• _Request_:
Select all lines holding the word "variables" from the entries that follow.

Stored records:
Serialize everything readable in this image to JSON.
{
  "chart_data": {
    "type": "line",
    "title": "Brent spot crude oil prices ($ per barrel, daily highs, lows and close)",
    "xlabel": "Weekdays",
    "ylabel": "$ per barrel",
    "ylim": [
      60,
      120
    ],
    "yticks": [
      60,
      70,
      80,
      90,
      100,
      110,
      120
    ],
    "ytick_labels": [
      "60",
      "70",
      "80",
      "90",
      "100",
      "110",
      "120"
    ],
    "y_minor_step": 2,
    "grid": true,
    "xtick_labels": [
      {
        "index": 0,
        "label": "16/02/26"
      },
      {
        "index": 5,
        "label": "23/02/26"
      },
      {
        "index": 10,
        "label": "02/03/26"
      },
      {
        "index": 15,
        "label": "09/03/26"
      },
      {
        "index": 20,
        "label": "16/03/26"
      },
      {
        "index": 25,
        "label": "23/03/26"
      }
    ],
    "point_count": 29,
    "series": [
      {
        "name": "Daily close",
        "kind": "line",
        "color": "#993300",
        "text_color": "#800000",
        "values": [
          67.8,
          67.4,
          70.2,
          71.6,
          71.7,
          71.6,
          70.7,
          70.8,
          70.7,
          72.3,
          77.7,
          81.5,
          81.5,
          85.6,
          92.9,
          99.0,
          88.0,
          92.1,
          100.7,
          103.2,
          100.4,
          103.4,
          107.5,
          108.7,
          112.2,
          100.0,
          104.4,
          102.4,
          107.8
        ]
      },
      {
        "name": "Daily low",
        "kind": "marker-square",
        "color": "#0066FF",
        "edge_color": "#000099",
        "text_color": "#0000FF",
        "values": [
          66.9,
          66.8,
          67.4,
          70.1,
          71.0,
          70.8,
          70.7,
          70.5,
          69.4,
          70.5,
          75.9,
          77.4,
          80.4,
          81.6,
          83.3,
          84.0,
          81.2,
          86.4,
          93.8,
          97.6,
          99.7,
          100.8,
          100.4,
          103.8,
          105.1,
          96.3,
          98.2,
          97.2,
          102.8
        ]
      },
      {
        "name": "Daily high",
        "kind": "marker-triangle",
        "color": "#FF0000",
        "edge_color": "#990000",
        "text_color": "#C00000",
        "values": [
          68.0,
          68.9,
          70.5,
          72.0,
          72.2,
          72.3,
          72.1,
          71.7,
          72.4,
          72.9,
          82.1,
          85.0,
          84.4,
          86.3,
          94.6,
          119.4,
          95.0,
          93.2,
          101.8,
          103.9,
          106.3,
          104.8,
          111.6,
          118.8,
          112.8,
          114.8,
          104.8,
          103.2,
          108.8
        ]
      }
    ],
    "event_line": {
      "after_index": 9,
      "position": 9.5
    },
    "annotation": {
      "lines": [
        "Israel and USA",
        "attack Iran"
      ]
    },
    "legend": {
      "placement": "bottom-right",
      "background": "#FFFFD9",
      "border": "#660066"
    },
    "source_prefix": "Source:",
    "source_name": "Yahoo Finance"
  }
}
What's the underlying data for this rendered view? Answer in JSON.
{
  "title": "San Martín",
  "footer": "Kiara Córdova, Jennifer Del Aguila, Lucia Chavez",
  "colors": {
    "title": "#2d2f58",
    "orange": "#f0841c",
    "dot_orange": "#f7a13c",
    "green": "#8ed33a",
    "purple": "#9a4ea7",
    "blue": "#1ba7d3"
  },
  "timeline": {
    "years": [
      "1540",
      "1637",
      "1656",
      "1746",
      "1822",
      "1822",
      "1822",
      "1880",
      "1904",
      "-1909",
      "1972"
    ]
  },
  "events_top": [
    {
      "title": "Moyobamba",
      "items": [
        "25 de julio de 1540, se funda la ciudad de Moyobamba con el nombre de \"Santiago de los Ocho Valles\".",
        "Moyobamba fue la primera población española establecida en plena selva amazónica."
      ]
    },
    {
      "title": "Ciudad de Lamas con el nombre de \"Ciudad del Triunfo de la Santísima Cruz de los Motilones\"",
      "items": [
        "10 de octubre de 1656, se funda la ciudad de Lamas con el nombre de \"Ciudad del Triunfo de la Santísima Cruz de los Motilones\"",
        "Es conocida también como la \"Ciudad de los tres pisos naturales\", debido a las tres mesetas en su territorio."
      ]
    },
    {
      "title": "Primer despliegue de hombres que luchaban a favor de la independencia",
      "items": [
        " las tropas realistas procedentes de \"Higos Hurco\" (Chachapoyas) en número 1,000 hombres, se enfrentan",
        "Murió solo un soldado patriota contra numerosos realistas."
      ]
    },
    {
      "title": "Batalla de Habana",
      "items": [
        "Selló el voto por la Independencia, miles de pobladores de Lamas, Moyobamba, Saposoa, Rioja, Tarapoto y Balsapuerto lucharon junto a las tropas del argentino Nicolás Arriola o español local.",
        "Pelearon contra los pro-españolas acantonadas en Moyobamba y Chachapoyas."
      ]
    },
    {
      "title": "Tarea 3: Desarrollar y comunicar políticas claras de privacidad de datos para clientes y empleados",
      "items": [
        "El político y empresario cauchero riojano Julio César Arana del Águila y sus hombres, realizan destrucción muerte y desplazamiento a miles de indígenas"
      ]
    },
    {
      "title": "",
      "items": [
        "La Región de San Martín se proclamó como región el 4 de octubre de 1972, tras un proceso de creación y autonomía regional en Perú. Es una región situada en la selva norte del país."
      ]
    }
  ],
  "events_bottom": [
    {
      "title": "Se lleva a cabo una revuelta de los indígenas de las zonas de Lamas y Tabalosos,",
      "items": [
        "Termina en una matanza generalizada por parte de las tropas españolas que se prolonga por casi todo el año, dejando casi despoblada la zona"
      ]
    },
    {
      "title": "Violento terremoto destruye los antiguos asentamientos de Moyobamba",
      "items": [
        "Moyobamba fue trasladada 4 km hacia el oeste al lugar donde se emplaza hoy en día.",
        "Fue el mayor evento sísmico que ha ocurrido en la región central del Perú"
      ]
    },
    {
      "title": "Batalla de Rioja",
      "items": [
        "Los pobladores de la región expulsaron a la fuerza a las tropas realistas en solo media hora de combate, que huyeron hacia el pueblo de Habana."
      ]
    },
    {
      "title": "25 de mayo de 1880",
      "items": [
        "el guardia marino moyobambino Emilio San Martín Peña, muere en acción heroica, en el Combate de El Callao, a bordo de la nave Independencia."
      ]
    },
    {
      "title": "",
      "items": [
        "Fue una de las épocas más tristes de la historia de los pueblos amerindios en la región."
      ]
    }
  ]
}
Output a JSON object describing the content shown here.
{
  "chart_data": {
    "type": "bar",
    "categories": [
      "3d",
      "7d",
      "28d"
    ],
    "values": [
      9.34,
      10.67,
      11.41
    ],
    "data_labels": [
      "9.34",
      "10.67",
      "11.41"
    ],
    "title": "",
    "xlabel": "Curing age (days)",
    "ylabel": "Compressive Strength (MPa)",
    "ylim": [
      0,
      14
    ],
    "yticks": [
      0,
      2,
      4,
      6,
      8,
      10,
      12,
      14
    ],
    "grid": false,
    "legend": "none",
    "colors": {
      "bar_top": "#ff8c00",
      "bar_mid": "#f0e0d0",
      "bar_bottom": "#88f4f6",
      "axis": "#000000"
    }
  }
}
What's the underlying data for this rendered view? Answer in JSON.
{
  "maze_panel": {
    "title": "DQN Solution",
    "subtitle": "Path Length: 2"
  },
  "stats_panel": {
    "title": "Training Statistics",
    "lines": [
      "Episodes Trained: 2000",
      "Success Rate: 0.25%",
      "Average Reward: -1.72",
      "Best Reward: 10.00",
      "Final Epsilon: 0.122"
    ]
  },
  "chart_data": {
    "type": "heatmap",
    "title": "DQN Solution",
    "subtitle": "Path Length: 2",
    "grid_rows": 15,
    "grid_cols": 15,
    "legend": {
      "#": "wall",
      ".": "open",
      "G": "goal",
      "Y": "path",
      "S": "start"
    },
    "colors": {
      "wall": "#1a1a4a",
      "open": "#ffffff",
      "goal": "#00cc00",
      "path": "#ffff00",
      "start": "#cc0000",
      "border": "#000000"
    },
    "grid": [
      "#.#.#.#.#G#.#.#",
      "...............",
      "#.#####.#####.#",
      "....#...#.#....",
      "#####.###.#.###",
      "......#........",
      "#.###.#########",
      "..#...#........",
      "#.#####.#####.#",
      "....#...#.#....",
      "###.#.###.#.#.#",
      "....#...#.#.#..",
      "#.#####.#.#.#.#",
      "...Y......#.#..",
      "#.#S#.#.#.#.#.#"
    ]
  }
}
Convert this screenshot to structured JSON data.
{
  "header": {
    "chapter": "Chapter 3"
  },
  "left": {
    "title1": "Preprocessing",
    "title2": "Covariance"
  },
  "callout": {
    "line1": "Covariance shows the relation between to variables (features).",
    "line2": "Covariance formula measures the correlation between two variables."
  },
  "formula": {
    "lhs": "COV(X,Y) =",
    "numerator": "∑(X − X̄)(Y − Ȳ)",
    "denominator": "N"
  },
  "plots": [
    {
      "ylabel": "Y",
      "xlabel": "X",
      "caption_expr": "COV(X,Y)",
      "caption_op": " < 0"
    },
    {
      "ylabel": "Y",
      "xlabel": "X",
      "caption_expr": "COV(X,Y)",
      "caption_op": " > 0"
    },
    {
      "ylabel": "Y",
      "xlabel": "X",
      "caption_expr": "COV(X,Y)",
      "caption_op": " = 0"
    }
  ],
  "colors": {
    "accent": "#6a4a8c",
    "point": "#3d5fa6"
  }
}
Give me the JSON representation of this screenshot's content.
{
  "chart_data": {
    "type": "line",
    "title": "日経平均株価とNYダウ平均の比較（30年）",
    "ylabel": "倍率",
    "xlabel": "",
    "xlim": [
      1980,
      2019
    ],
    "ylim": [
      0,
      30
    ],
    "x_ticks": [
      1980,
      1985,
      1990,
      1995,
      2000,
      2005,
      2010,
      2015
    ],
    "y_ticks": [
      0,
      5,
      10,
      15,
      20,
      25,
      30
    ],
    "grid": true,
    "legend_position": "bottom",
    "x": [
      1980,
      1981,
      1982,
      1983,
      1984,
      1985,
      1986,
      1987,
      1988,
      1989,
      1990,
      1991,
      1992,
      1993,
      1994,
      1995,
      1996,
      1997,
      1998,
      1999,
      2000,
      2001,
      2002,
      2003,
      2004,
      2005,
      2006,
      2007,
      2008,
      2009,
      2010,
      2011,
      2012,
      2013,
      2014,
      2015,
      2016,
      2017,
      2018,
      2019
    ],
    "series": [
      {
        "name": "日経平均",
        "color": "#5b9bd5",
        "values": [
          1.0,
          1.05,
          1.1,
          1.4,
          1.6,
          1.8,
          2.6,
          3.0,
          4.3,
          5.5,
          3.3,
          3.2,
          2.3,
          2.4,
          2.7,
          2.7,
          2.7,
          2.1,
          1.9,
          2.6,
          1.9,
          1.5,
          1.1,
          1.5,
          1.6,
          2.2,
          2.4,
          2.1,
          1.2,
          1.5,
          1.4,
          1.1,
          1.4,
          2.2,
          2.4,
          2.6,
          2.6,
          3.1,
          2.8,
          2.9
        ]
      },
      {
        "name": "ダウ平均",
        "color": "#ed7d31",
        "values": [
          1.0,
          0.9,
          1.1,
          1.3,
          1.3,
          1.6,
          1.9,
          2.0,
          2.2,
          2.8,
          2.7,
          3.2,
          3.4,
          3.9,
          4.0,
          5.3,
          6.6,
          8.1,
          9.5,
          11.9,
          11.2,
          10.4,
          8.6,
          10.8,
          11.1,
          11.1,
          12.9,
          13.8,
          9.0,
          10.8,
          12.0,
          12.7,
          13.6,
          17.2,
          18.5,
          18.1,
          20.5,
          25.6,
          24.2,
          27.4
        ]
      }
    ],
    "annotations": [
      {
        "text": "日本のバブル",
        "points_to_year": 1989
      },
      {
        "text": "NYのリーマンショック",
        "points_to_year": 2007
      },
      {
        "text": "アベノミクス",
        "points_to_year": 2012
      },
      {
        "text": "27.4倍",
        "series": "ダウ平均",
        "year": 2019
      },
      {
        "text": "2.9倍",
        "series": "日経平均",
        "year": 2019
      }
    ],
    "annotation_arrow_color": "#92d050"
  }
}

• _Problem solution_:
    "line1": "Covariance shows the relation between to variables (features).",
    "line2": "Covariance formula measures the correlation between two variables."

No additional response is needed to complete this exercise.